Return the listing below unchanged, minus its pictures.

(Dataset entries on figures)
Begin

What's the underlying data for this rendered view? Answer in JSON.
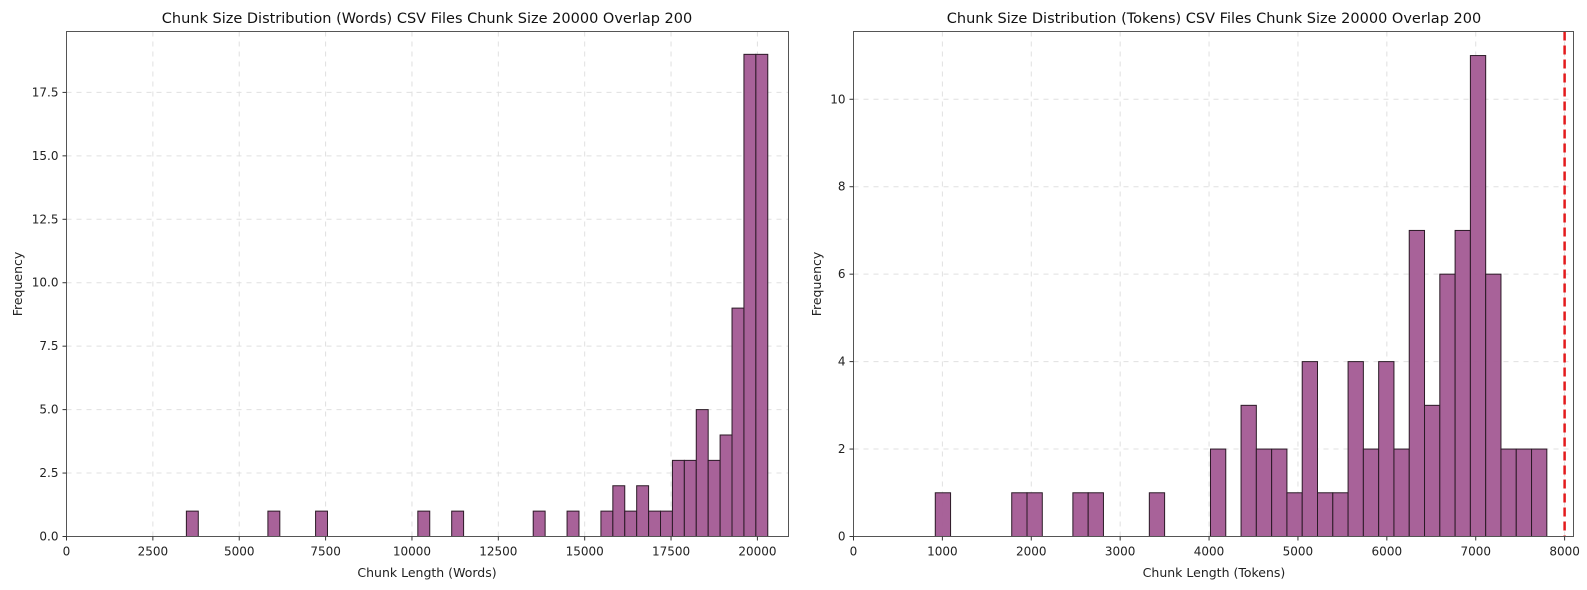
{
  "chart_data": [
    {
      "type": "bar",
      "title": "Chunk Size Distribution (Words) CSV Files Chunk Size 20000 Overlap 200",
      "xlabel": "Chunk Length (Words)",
      "ylabel": "Frequency",
      "xlim": [
        0,
        20900
      ],
      "ylim": [
        0,
        19.9
      ],
      "xticks": [
        0,
        2500,
        5000,
        7500,
        10000,
        12500,
        15000,
        17500,
        20000
      ],
      "xtick_labels": [
        "0",
        "2500",
        "5000",
        "7500",
        "10000",
        "12500",
        "15000",
        "17500",
        "20000"
      ],
      "yticks": [
        0,
        2.5,
        5,
        7.5,
        10,
        12.5,
        15,
        17.5
      ],
      "ytick_labels": [
        "0.0",
        "2.5",
        "5.0",
        "7.5",
        "10.0",
        "12.5",
        "15.0",
        "17.5"
      ],
      "bin_width": 345,
      "bins": [
        {
          "x0": 3470,
          "count": 1
        },
        {
          "x0": 5830,
          "count": 1
        },
        {
          "x0": 7210,
          "count": 1
        },
        {
          "x0": 10170,
          "count": 1
        },
        {
          "x0": 11150,
          "count": 1
        },
        {
          "x0": 13510,
          "count": 1
        },
        {
          "x0": 14490,
          "count": 1
        },
        {
          "x0": 15470,
          "count": 1
        },
        {
          "x0": 15815,
          "count": 2
        },
        {
          "x0": 16160,
          "count": 1
        },
        {
          "x0": 16505,
          "count": 2
        },
        {
          "x0": 16850,
          "count": 1
        },
        {
          "x0": 17195,
          "count": 1
        },
        {
          "x0": 17540,
          "count": 3
        },
        {
          "x0": 17885,
          "count": 3
        },
        {
          "x0": 18230,
          "count": 5
        },
        {
          "x0": 18575,
          "count": 3
        },
        {
          "x0": 18920,
          "count": 4
        },
        {
          "x0": 19265,
          "count": 9
        },
        {
          "x0": 19610,
          "count": 19
        },
        {
          "x0": 19955,
          "count": 19
        }
      ],
      "bar_color": "#a35a94",
      "grid": true
    },
    {
      "type": "bar",
      "title": "Chunk Size Distribution (Tokens) CSV Files Chunk Size 20000 Overlap 200",
      "xlabel": "Chunk Length (Tokens)",
      "ylabel": "Frequency",
      "xlim": [
        0,
        8100
      ],
      "ylim": [
        0,
        11.55
      ],
      "xticks": [
        0,
        1000,
        2000,
        3000,
        4000,
        5000,
        6000,
        7000,
        8000
      ],
      "xtick_labels": [
        "0",
        "1000",
        "2000",
        "3000",
        "4000",
        "5000",
        "6000",
        "7000",
        "8000"
      ],
      "yticks": [
        0,
        2,
        4,
        6,
        8,
        10
      ],
      "ytick_labels": [
        "0",
        "2",
        "4",
        "6",
        "8",
        "10"
      ],
      "bin_width": 172,
      "bins": [
        {
          "x0": 920,
          "count": 1
        },
        {
          "x0": 1780,
          "count": 1
        },
        {
          "x0": 1952,
          "count": 1
        },
        {
          "x0": 2468,
          "count": 1
        },
        {
          "x0": 2640,
          "count": 1
        },
        {
          "x0": 3328,
          "count": 1
        },
        {
          "x0": 4016,
          "count": 2
        },
        {
          "x0": 4360,
          "count": 3
        },
        {
          "x0": 4532,
          "count": 2
        },
        {
          "x0": 4704,
          "count": 2
        },
        {
          "x0": 4876,
          "count": 1
        },
        {
          "x0": 5048,
          "count": 4
        },
        {
          "x0": 5220,
          "count": 1
        },
        {
          "x0": 5392,
          "count": 1
        },
        {
          "x0": 5564,
          "count": 4
        },
        {
          "x0": 5736,
          "count": 2
        },
        {
          "x0": 5908,
          "count": 4
        },
        {
          "x0": 6080,
          "count": 2
        },
        {
          "x0": 6252,
          "count": 7
        },
        {
          "x0": 6424,
          "count": 3
        },
        {
          "x0": 6596,
          "count": 6
        },
        {
          "x0": 6768,
          "count": 7
        },
        {
          "x0": 6940,
          "count": 11
        },
        {
          "x0": 7112,
          "count": 6
        },
        {
          "x0": 7284,
          "count": 2
        },
        {
          "x0": 7456,
          "count": 2
        },
        {
          "x0": 7628,
          "count": 2
        }
      ],
      "reference_line": {
        "x": 8000,
        "color": "#e31a1c",
        "style": "dashed"
      },
      "bar_color": "#a35a94",
      "grid": true
    }
  ]
}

End

◆ **TASK RESPONSE**
What's the underlying data for this rendered view? Answer in JSON.
{
  "chart_data": [
    {
      "type": "bar",
      "title": "Chunk Size Distribution (Words) CSV Files Chunk Size 20000 Overlap 200",
      "xlabel": "Chunk Length (Words)",
      "ylabel": "Frequency",
      "xlim": [
        0,
        20900
      ],
      "ylim": [
        0,
        19.9
      ],
      "xticks": [
        0,
        2500,
        5000,
        7500,
        10000,
        12500,
        15000,
        17500,
        20000
      ],
      "xtick_labels": [
        "0",
        "2500",
        "5000",
        "7500",
        "10000",
        "12500",
        "15000",
        "17500",
        "20000"
      ],
      "yticks": [
        0,
        2.5,
        5,
        7.5,
        10,
        12.5,
        15,
        17.5
      ],
      "ytick_labels": [
        "0.0",
        "2.5",
        "5.0",
        "7.5",
        "10.0",
        "12.5",
        "15.0",
        "17.5"
      ],
      "bin_width": 345,
      "bins": [
        {
          "x0": 3470,
          "count": 1
        },
        {
          "x0": 5830,
          "count": 1
        },
        {
          "x0": 7210,
          "count": 1
        },
        {
          "x0": 10170,
          "count": 1
        },
        {
          "x0": 11150,
          "count": 1
        },
        {
          "x0": 13510,
          "count": 1
        },
        {
          "x0": 14490,
          "count": 1
        },
        {
          "x0": 15470,
          "count": 1
        },
        {
          "x0": 15815,
          "count": 2
        },
        {
          "x0": 16160,
          "count": 1
        },
        {
          "x0": 16505,
          "count": 2
        },
        {
          "x0": 16850,
          "count": 1
        },
        {
          "x0": 17195,
          "count": 1
        },
        {
          "x0": 17540,
          "count": 3
        },
        {
          "x0": 17885,
          "count": 3
        },
        {
          "x0": 18230,
          "count": 5
        },
        {
          "x0": 18575,
          "count": 3
        },
        {
          "x0": 18920,
          "count": 4
        },
        {
          "x0": 19265,
          "count": 9
        },
        {
          "x0": 19610,
          "count": 19
        },
        {
          "x0": 19955,
          "count": 19
        }
      ],
      "bar_color": "#a35a94",
      "grid": true
    },
    {
      "type": "bar",
      "title": "Chunk Size Distribution (Tokens) CSV Files Chunk Size 20000 Overlap 200",
      "xlabel": "Chunk Length (Tokens)",
      "ylabel": "Frequency",
      "xlim": [
        0,
        8100
      ],
      "ylim": [
        0,
        11.55
      ],
      "xticks": [
        0,
        1000,
        2000,
        3000,
        4000,
        5000,
        6000,
        7000,
        8000
      ],
      "xtick_labels": [
        "0",
        "1000",
        "2000",
        "3000",
        "4000",
        "5000",
        "6000",
        "7000",
        "8000"
      ],
      "yticks": [
        0,
        2,
        4,
        6,
        8,
        10
      ],
      "ytick_labels": [
        "0",
        "2",
        "4",
        "6",
        "8",
        "10"
      ],
      "bin_width": 172,
      "bins": [
        {
          "x0": 920,
          "count": 1
        },
        {
          "x0": 1780,
          "count": 1
        },
        {
          "x0": 1952,
          "count": 1
        },
        {
          "x0": 2468,
          "count": 1
        },
        {
          "x0": 2640,
          "count": 1
        },
        {
          "x0": 3328,
          "count": 1
        },
        {
          "x0": 4016,
          "count": 2
        },
        {
          "x0": 4360,
          "count": 3
        },
        {
          "x0": 4532,
          "count": 2
        },
        {
          "x0": 4704,
          "count": 2
        },
        {
          "x0": 4876,
          "count": 1
        },
        {
          "x0": 5048,
          "count": 4
        },
        {
          "x0": 5220,
          "count": 1
        },
        {
          "x0": 5392,
          "count": 1
        },
        {
          "x0": 5564,
          "count": 4
        },
        {
          "x0": 5736,
          "count": 2
        },
        {
          "x0": 5908,
          "count": 4
        },
        {
          "x0": 6080,
          "count": 2
        },
        {
          "x0": 6252,
          "count": 7
        },
        {
          "x0": 6424,
          "count": 3
        },
        {
          "x0": 6596,
          "count": 6
        },
        {
          "x0": 6768,
          "count": 7
        },
        {
          "x0": 6940,
          "count": 11
        },
        {
          "x0": 7112,
          "count": 6
        },
        {
          "x0": 7284,
          "count": 2
        },
        {
          "x0": 7456,
          "count": 2
        },
        {
          "x0": 7628,
          "count": 2
        }
      ],
      "reference_line": {
        "x": 8000,
        "color": "#e31a1c",
        "style": "dashed"
      },
      "bar_color": "#a35a94",
      "grid": true
    }
  ]
}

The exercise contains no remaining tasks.